WHAT YOU NEED TO DO:
Return the stretch of the records from the start through the line containing "add-stock-button[interactable]: + [918, 355, 936, 374]", repeating those lines exactly.

RECORDS SUPPLIED:
===

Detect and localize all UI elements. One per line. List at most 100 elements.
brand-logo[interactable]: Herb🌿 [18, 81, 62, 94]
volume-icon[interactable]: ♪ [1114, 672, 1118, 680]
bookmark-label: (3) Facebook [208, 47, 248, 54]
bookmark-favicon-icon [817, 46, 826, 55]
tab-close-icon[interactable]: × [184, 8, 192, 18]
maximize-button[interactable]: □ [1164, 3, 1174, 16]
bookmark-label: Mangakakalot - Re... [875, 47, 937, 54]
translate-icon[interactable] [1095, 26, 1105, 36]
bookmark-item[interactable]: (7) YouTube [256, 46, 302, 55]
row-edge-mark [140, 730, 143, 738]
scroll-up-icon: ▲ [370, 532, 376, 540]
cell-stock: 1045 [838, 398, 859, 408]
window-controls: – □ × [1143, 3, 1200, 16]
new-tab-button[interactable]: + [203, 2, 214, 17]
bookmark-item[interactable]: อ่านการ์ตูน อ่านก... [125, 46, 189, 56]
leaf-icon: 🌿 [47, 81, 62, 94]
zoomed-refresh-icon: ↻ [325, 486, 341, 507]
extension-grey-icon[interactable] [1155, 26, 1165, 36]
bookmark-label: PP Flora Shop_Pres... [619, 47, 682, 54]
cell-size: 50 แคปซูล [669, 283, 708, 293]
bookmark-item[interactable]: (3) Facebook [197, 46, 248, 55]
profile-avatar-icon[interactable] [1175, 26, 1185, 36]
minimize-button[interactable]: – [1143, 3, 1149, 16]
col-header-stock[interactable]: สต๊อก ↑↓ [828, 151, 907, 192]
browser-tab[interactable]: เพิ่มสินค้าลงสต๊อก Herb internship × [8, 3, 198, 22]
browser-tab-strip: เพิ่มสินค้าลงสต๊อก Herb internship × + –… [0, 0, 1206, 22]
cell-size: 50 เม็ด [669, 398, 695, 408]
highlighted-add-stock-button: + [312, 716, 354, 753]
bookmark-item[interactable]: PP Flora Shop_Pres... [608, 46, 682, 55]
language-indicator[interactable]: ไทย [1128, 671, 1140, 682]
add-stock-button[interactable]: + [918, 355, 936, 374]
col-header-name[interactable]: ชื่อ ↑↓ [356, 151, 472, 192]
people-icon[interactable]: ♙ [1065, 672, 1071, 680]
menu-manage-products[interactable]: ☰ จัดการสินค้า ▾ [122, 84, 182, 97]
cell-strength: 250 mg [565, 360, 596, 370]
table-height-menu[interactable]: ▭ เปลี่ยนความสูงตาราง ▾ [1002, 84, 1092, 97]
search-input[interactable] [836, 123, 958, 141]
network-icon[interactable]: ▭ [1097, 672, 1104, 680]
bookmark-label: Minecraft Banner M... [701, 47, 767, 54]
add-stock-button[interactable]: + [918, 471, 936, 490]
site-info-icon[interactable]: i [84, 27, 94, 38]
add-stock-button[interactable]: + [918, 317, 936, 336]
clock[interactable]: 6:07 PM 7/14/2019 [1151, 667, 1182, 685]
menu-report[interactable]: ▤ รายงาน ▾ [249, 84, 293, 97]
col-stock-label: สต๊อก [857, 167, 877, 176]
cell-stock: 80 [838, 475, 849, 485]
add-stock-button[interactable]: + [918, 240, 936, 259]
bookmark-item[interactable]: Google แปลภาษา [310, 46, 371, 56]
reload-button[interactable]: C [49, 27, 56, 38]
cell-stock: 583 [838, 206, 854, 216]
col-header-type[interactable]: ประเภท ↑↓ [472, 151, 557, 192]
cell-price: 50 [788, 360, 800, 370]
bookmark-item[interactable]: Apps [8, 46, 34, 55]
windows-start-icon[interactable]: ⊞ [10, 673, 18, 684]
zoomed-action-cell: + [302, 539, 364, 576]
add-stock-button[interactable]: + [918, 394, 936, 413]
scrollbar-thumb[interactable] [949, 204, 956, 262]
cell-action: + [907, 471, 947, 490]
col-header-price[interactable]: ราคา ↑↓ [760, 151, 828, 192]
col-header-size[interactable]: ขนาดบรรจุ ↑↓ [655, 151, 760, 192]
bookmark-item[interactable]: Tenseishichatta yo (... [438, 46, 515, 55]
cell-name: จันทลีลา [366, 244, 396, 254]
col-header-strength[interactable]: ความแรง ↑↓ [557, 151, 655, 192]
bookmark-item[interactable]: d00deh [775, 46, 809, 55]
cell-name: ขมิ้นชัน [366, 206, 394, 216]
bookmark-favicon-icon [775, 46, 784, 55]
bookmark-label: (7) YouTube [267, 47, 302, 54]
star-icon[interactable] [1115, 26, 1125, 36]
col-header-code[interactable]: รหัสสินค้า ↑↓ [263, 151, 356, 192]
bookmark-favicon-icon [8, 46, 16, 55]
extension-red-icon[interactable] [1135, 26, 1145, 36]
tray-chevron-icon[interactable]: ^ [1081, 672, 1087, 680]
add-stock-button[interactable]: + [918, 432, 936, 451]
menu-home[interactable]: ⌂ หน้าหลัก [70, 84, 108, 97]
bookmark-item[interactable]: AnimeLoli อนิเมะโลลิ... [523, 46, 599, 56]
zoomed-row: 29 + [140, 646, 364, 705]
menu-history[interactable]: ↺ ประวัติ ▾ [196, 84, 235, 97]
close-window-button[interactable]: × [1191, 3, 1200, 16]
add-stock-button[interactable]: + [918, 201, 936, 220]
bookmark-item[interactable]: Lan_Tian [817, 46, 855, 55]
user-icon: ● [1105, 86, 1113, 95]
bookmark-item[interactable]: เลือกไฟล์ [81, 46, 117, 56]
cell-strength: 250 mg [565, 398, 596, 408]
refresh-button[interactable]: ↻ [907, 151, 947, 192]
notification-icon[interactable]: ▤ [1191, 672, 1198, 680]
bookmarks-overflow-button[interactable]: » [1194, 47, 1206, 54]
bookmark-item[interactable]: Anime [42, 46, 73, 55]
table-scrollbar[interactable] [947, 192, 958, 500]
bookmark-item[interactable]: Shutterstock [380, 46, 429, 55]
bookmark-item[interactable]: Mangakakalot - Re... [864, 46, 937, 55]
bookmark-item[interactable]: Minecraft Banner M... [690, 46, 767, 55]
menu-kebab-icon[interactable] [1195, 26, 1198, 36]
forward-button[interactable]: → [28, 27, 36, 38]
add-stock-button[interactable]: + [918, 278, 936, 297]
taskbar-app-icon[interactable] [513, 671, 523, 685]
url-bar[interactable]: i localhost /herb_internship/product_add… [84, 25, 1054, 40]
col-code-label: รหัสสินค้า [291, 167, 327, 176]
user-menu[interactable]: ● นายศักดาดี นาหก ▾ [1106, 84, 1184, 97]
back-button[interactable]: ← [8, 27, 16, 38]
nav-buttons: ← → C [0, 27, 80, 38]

===

THE ANSWER:
Detect and localize all UI elements. One per line. List at most 100 elements.
brand-logo[interactable]: Herb🌿 [18, 81, 62, 94]
volume-icon[interactable]: ♪ [1114, 672, 1118, 680]
bookmark-label: (3) Facebook [208, 47, 248, 54]
bookmark-favicon-icon [817, 46, 826, 55]
tab-close-icon[interactable]: × [184, 8, 192, 18]
maximize-button[interactable]: □ [1164, 3, 1174, 16]
bookmark-label: Mangakakalot - Re... [875, 47, 937, 54]
translate-icon[interactable] [1095, 26, 1105, 36]
bookmark-item[interactable]: (7) YouTube [256, 46, 302, 55]
row-edge-mark [140, 730, 143, 738]
scroll-up-icon: ▲ [370, 532, 376, 540]
cell-stock: 1045 [838, 398, 859, 408]
window-controls: – □ × [1143, 3, 1200, 16]
new-tab-button[interactable]: + [203, 2, 214, 17]
bookmark-item[interactable]: อ่านการ์ตูน อ่านก... [125, 46, 189, 56]
leaf-icon: 🌿 [47, 81, 62, 94]
zoomed-refresh-icon: ↻ [325, 486, 341, 507]
extension-grey-icon[interactable] [1155, 26, 1165, 36]
bookmark-label: PP Flora Shop_Pres... [619, 47, 682, 54]
cell-size: 50 แคปซูล [669, 283, 708, 293]
bookmark-item[interactable]: (3) Facebook [197, 46, 248, 55]
profile-avatar-icon[interactable] [1175, 26, 1185, 36]
minimize-button[interactable]: – [1143, 3, 1149, 16]
col-header-stock[interactable]: สต๊อก ↑↓ [828, 151, 907, 192]
browser-tab[interactable]: เพิ่มสินค้าลงสต๊อก Herb internship × [8, 3, 198, 22]
browser-tab-strip: เพิ่มสินค้าลงสต๊อก Herb internship × + –… [0, 0, 1206, 22]
cell-size: 50 เม็ด [669, 398, 695, 408]
highlighted-add-stock-button: + [312, 716, 354, 753]
bookmark-item[interactable]: PP Flora Shop_Pres... [608, 46, 682, 55]
language-indicator[interactable]: ไทย [1128, 671, 1140, 682]
add-stock-button[interactable]: + [918, 355, 936, 374]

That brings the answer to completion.